# [DATA SHOWN]
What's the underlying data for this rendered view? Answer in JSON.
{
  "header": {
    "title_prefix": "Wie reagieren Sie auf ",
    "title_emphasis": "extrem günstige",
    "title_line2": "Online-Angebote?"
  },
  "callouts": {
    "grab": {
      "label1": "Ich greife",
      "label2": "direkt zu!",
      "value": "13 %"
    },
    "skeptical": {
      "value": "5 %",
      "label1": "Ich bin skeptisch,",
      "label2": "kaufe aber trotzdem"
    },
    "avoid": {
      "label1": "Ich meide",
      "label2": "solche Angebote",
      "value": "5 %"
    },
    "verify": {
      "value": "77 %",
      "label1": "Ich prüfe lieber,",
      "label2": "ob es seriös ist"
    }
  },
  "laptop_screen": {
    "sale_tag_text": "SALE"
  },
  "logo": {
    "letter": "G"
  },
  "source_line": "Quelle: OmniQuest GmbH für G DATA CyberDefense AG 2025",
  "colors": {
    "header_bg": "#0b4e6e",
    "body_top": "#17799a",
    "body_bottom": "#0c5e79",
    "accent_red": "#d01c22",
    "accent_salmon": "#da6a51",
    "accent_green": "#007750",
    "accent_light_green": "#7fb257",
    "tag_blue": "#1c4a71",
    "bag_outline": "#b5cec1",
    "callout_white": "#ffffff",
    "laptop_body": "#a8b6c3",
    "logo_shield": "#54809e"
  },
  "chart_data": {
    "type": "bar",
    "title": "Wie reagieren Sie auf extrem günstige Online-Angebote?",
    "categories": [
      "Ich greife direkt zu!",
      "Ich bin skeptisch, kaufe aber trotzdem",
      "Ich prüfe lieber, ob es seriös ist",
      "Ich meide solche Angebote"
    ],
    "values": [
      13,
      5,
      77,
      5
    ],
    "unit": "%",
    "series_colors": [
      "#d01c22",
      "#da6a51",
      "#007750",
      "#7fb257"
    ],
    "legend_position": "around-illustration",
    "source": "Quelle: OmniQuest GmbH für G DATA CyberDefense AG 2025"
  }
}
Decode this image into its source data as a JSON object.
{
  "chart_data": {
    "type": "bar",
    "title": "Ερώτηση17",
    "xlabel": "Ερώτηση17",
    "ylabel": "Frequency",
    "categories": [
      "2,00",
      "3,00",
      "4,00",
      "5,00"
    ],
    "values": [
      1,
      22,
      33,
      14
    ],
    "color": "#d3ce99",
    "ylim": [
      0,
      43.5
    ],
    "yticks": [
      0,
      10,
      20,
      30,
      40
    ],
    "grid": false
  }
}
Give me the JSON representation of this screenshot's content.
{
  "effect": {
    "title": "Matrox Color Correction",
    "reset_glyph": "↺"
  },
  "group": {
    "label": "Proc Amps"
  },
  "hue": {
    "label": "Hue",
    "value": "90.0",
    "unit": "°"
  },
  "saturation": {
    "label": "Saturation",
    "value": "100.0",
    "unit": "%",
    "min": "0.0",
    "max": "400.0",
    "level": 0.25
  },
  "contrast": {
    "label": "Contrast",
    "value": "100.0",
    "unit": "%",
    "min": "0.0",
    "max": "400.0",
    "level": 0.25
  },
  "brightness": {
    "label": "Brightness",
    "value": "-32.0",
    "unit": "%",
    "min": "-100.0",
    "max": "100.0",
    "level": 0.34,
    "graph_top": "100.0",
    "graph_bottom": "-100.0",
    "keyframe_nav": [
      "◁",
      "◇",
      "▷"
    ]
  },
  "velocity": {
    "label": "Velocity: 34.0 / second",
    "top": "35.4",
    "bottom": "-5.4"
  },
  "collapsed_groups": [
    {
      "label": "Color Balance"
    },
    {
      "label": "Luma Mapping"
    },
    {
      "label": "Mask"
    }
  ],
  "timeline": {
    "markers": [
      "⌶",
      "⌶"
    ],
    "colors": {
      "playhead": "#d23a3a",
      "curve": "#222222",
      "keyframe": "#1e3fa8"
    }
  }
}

# [GOAL OF THE EXERCISE]
Work out how many lines of the listing above include the word "direkt". Reply with nothing but the count.

# [ANSWER TO THIS TASK]
2